**Exercise prompt:**
Reproduce the data below line for line, unchanged, and leave the pictures out of your answer.

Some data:
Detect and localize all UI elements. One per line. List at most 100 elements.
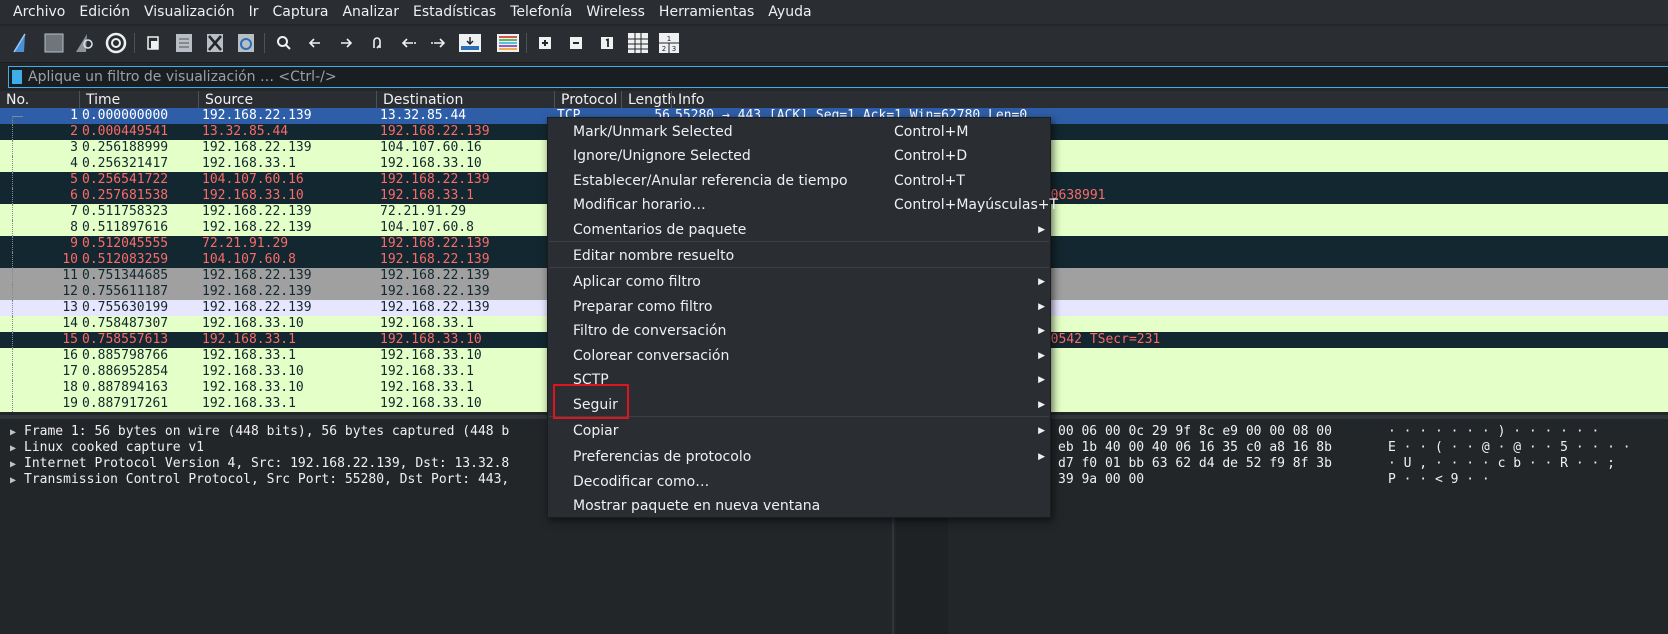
ascii-line[interactable]: · · · · · · · ) · · · · · · [1388, 424, 1599, 440]
packet-time: 0.887894163 [82, 380, 169, 395]
normal-size-icon[interactable] [594, 30, 620, 56]
detail-item-tcp[interactable]: ▶ Transmission Control Protocol, Src Port… [10, 472, 509, 488]
colorize-icon[interactable] [495, 30, 521, 56]
context-menu-separator [549, 241, 1049, 242]
context-menu-item-preparar-como-filtro[interactable]: Preparar como filtro ▶ [548, 295, 1050, 319]
toolbar-separator [526, 33, 527, 53]
display-filter-bar [8, 66, 1668, 88]
context-menu-shortcut: Control+T [894, 173, 965, 189]
context-menu-item-copiar[interactable]: Copiar ▶ [548, 419, 1050, 443]
menu-captura[interactable]: Captura [266, 0, 336, 24]
context-menu-item-preferencias-de-protocolo[interactable]: Preferencias de protocolo ▶ [548, 445, 1050, 469]
hex-line[interactable]: 39 9a 00 00 [1058, 472, 1144, 488]
stop-capture-icon[interactable] [41, 30, 67, 56]
menu-analizar[interactable]: Analizar [335, 0, 406, 24]
display-filter-input[interactable] [28, 67, 1628, 87]
packet-destination: 192.168.33.1 [380, 316, 474, 331]
detail-item-linux-cooked[interactable]: ▶ Linux cooked capture v1 [10, 440, 204, 456]
hex-line[interactable]: d7 f0 01 bb 63 62 d4 de 52 f9 8f 3b [1058, 456, 1332, 472]
context-menu-item-label: Copiar [573, 423, 619, 439]
context-menu-item-colorear-conversación[interactable]: Colorear conversación ▶ [548, 344, 1050, 368]
restart-capture-icon[interactable] [72, 30, 98, 56]
packet-source: 192.168.22.139 [202, 268, 312, 283]
packet-time: 0.512045555 [82, 236, 169, 251]
context-menu-item-editar-nombre-resuelto[interactable]: Editar nombre resuelto [548, 244, 1050, 268]
context-menu-item-aplicar-como-filtro[interactable]: Aplicar como filtro ▶ [548, 270, 1050, 294]
menu-archivo[interactable]: Archivo [0, 0, 72, 24]
context-menu-item-label: Ignore/Unignore Selected [573, 148, 751, 164]
hex-line[interactable]: 00 06 00 0c 29 9f 8c e9 00 00 08 00 [1058, 424, 1332, 440]
ascii-line[interactable]: P · · < 9 · · [1388, 472, 1490, 488]
reload-file-icon[interactable] [233, 30, 259, 56]
zoom-in-icon[interactable] [532, 30, 558, 56]
packet-destination: 192.168.22.139 [380, 236, 490, 251]
expand-arrow-icon[interactable]: ▶ [10, 425, 24, 441]
go-back-icon[interactable] [302, 30, 328, 56]
menu-visualizacion[interactable]: Visualización [137, 0, 242, 24]
go-forward-icon[interactable] [333, 30, 359, 56]
packet-time: 0.758487307 [82, 316, 169, 331]
submenu-arrow-icon: ▶ [1038, 277, 1045, 287]
capture-options-icon[interactable] [103, 30, 129, 56]
menu-wireless[interactable]: Wireless [579, 0, 652, 24]
column-header-protocol[interactable]: Protocol [554, 91, 621, 109]
autoscroll-icon[interactable] [457, 30, 483, 56]
context-menu-item-modificar-horario[interactable]: Modificar horario… Control+Mayúsculas+T [548, 193, 1058, 217]
shark-fin-start-icon[interactable] [10, 30, 36, 56]
packet-no: 14 [62, 316, 78, 331]
menu-ir[interactable]: Ir [242, 0, 266, 24]
menu-estadisticas[interactable]: Estadísticas [406, 0, 503, 24]
close-file-icon[interactable] [202, 30, 228, 56]
open-file-icon[interactable] [140, 30, 166, 56]
expand-arrow-icon[interactable]: ▶ [10, 473, 24, 489]
packet-no: 2 [70, 124, 78, 139]
column-header-length[interactable]: Length [621, 91, 676, 109]
go-to-packet-icon[interactable] [364, 30, 390, 56]
packet-time: 0.256541722 [82, 172, 169, 187]
expand-arrow-icon[interactable]: ▶ [10, 457, 24, 473]
save-file-icon[interactable] [171, 30, 197, 56]
context-menu-item-mark-unmark-selected[interactable]: Mark/Unmark Selected Control+M [548, 120, 1050, 144]
packet-destination: 192.168.22.139 [380, 172, 490, 187]
packet-context-menu: Mark/Unmark Selected Control+M Ignore/Unig… [547, 117, 1058, 518]
menu-herramientas[interactable]: Herramientas [652, 0, 761, 24]
context-menu-item-decodificar-como[interactable]: Decodificar como… [548, 470, 1050, 494]
column-header-no[interactable]: No. [0, 91, 79, 109]
layout-icon[interactable]: 123 [656, 30, 682, 56]
context-menu-item-filtro-de-conversación[interactable]: Filtro de conversación ▶ [548, 319, 1050, 343]
resize-columns-icon[interactable] [625, 30, 651, 56]
expand-arrow-icon[interactable]: ▶ [10, 441, 24, 457]
submenu-arrow-icon: ▶ [1038, 225, 1045, 235]
packet-time: 0.511897616 [82, 220, 169, 235]
column-header-destination[interactable]: Destination [376, 91, 554, 109]
context-menu-item-comentarios-de-paquete[interactable]: Comentarios de paquete ▶ [548, 218, 1050, 242]
packet-time: 0.885798766 [82, 348, 169, 363]
packet-source: 192.168.22.139 [202, 204, 312, 219]
column-header-info[interactable]: Info [671, 91, 1668, 109]
bookmark-icon[interactable] [12, 70, 22, 84]
zoom-out-icon[interactable] [563, 30, 589, 56]
menu-telefonia[interactable]: Telefonía [503, 0, 579, 24]
find-packet-icon[interactable] [271, 30, 297, 56]
context-menu-item-label: Preferencias de protocolo [573, 449, 752, 465]
packet-source: 72.21.91.29 [202, 236, 289, 251]
column-header-source[interactable]: Source [198, 91, 376, 109]
column-header-time[interactable]: Time [79, 91, 198, 109]
menu-ayuda[interactable]: Ayuda [761, 0, 818, 24]
ascii-line[interactable]: · U , · · · · c b · · R · · ; [1388, 456, 1615, 472]
packet-time: 0.886952854 [82, 364, 169, 379]
first-packet-icon[interactable] [395, 30, 421, 56]
packet-destination: 192.168.33.1 [380, 364, 474, 379]
context-menu-item-ignore-unignore-selected[interactable]: Ignore/Unignore Selected Control+D [548, 144, 1050, 168]
context-menu-item-mostrar-paquete-en-nueva-ventana[interactable]: Mostrar paquete en nueva ventana [548, 494, 1050, 518]
packet-no: 11 [62, 268, 78, 283]
ascii-line[interactable]: E · · ( · · @ · @ · · 5 · · · · [1388, 440, 1631, 456]
detail-item-frame[interactable]: ▶ Frame 1: 56 bytes on wire (448 bits), 5… [10, 424, 509, 440]
menu-edicion[interactable]: Edición [72, 0, 137, 24]
context-menu-item-establecer-anular-referencia-de-tiempo[interactable]: Establecer/Anular referencia de tiempo Co… [548, 169, 1050, 193]
packet-source: 192.168.33.1 [202, 156, 296, 171]
context-menu-item-label: Editar nombre resuelto [573, 248, 735, 264]
hex-line[interactable]: eb 1b 40 00 40 06 16 35 c0 a8 16 8b [1058, 440, 1332, 456]
detail-item-ipv4[interactable]: ▶ Internet Protocol Version 4, Src: 192.1… [10, 456, 509, 472]
last-packet-icon[interactable] [426, 30, 452, 56]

**Solution for this task:**
Detect and localize all UI elements. One per line. List at most 100 elements.
ascii-line[interactable]: · · · · · · · ) · · · · · · [1388, 424, 1599, 440]
packet-time: 0.887894163 [82, 380, 169, 395]
normal-size-icon[interactable] [594, 30, 620, 56]
detail-item-tcp[interactable]: ▶ Transmission Control Protocol, Src Port… [10, 472, 509, 488]
colorize-icon[interactable] [495, 30, 521, 56]
context-menu-separator [549, 241, 1049, 242]
context-menu-item-preparar-como-filtro[interactable]: Preparar como filtro ▶ [548, 295, 1050, 319]
toolbar-separator [526, 33, 527, 53]
display-filter-bar [8, 66, 1668, 88]
context-menu-shortcut: Control+T [894, 173, 965, 189]
context-menu-item-copiar[interactable]: Copiar ▶ [548, 419, 1050, 443]
menu-captura[interactable]: Captura [266, 0, 336, 24]
context-menu-item-preferencias-de-protocolo[interactable]: Preferencias de protocolo ▶ [548, 445, 1050, 469]
hex-line[interactable]: 39 9a 00 00 [1058, 472, 1144, 488]
stop-capture-icon[interactable] [41, 30, 67, 56]
menu-analizar[interactable]: Analizar [335, 0, 406, 24]
display-filter-input[interactable] [28, 67, 1628, 87]
packet-destination: 192.168.33.1 [380, 316, 474, 331]
detail-item-linux-cooked[interactable]: ▶ Linux cooked capture v1 [10, 440, 204, 456]
hex-line[interactable]: d7 f0 01 bb 63 62 d4 de 52 f9 8f 3b [1058, 456, 1332, 472]
context-menu-item-label: Copiar [573, 423, 619, 439]
context-menu-item-colorear-conversación[interactable]: Colorear conversación ▶ [548, 344, 1050, 368]
restart-capture-icon[interactable] [72, 30, 98, 56]
packet-source: 192.168.22.139 [202, 268, 312, 283]
packet-time: 0.512045555 [82, 236, 169, 251]
context-menu-item-editar-nombre-resuelto[interactable]: Editar nombre resuelto [548, 244, 1050, 268]
context-menu-item-aplicar-como-filtro[interactable]: Aplicar como filtro ▶ [548, 270, 1050, 294]
menu-archivo[interactable]: Archivo [0, 0, 72, 24]
context-menu-item-label: Ignore/Unignore Selected [573, 148, 751, 164]
hex-line[interactable]: 00 06 00 0c 29 9f 8c e9 00 00 08 00 [1058, 424, 1332, 440]
ascii-line[interactable]: P · · < 9 · · [1388, 472, 1490, 488]
reload-file-icon[interactable] [233, 30, 259, 56]
zoom-in-icon[interactable] [532, 30, 558, 56]
packet-destination: 192.168.22.139 [380, 236, 490, 251]
expand-arrow-icon[interactable]: ▶ [10, 425, 24, 441]
go-back-icon[interactable] [302, 30, 328, 56]
menu-visualizacion[interactable]: Visualización [137, 0, 242, 24]
go-forward-icon[interactable] [333, 30, 359, 56]
packet-time: 0.758487307 [82, 316, 169, 331]
submenu-arrow-icon: ▶ [1038, 277, 1045, 287]
capture-options-icon[interactable] [103, 30, 129, 56]
menu-wireless[interactable]: Wireless [579, 0, 652, 24]
column-header-protocol[interactable]: Protocol [554, 91, 621, 109]
autoscroll-icon[interactable] [457, 30, 483, 56]
context-menu-item-modificar-horario[interactable]: Modificar horario… Control+Mayúsculas+T [548, 193, 1058, 217]
shark-fin-start-icon[interactable] [10, 30, 36, 56]
packet-no: 14 [62, 316, 78, 331]
menu-ir[interactable]: Ir [242, 0, 266, 24]
menu-estadisticas[interactable]: Estadísticas [406, 0, 503, 24]
close-file-icon[interactable] [202, 30, 228, 56]
open-file-icon[interactable] [140, 30, 166, 56]
expand-arrow-icon[interactable]: ▶ [10, 473, 24, 489]
packet-no: 2 [70, 124, 78, 139]
column-header-length[interactable]: Length [621, 91, 676, 109]
go-to-packet-icon[interactable] [364, 30, 390, 56]
packet-time: 0.256541722 [82, 172, 169, 187]
expand-arrow-icon[interactable]: ▶ [10, 457, 24, 473]
save-file-icon[interactable] [171, 30, 197, 56]
context-menu-item-mark-unmark-selected[interactable]: Mark/Unmark Selected Control+M [548, 120, 1050, 144]
packet-destination: 192.168.22.139 [380, 172, 490, 187]
packet-context-menu: Mark/Unmark Selected Control+M Ignore/Unig… [547, 117, 1058, 518]
menu-herramientas[interactable]: Herramientas [652, 0, 761, 24]
context-menu-item-decodificar-como[interactable]: Decodificar como… [548, 470, 1050, 494]
column-header-no[interactable]: No. [0, 91, 79, 109]
layout-icon[interactable]: 123 [656, 30, 682, 56]
context-menu-item-filtro-de-conversación[interactable]: Filtro de conversación ▶ [548, 319, 1050, 343]
resize-columns-icon[interactable] [625, 30, 651, 56]
expand-arrow-icon[interactable]: ▶ [10, 441, 24, 457]
submenu-arrow-icon: ▶ [1038, 225, 1045, 235]
packet-time: 0.511897616 [82, 220, 169, 235]
column-header-destination[interactable]: Destination [376, 91, 554, 109]
context-menu-item-comentarios-de-paquete[interactable]: Comentarios de paquete ▶ [548, 218, 1050, 242]
packet-time: 0.885798766 [82, 348, 169, 363]
packet-source: 192.168.22.139 [202, 204, 312, 219]
column-header-info[interactable]: Info [671, 91, 1668, 109]
bookmark-icon[interactable] [12, 70, 22, 84]
zoom-out-icon[interactable] [563, 30, 589, 56]
menu-telefonia[interactable]: Telefonía [503, 0, 579, 24]
find-packet-icon[interactable] [271, 30, 297, 56]
context-menu-item-label: Preferencias de protocolo [573, 449, 752, 465]
packet-source: 72.21.91.29 [202, 236, 289, 251]
column-header-source[interactable]: Source [198, 91, 376, 109]
column-header-time[interactable]: Time [79, 91, 198, 109]
menu-ayuda[interactable]: Ayuda [761, 0, 818, 24]
ascii-line[interactable]: · U , · · · · c b · · R · · ; [1388, 456, 1615, 472]
packet-time: 0.886952854 [82, 364, 169, 379]
first-packet-icon[interactable] [395, 30, 421, 56]
packet-destination: 192.168.33.1 [380, 364, 474, 379]
context-menu-item-ignore-unignore-selected[interactable]: Ignore/Unignore Selected Control+D [548, 144, 1050, 168]
context-menu-item-mostrar-paquete-en-nueva-ventana[interactable]: Mostrar paquete en nueva ventana [548, 494, 1050, 518]
packet-no: 11 [62, 268, 78, 283]
ascii-line[interactable]: E · · ( · · @ · @ · · 5 · · · · [1388, 440, 1631, 456]
detail-item-frame[interactable]: ▶ Frame 1: 56 bytes on wire (448 bits), 5… [10, 424, 509, 440]
menu-edicion[interactable]: Edición [72, 0, 137, 24]
context-menu-item-establecer-anular-referencia-de-tiempo[interactable]: Establecer/Anular referencia de tiempo Co… [548, 169, 1050, 193]
packet-source: 192.168.33.1 [202, 156, 296, 171]
context-menu-item-label: Editar nombre resuelto [573, 248, 735, 264]
hex-line[interactable]: eb 1b 40 00 40 06 16 35 c0 a8 16 8b [1058, 440, 1332, 456]
detail-item-ipv4[interactable]: ▶ Internet Protocol Version 4, Src: 192.1… [10, 456, 509, 472]
last-packet-icon[interactable] [426, 30, 452, 56]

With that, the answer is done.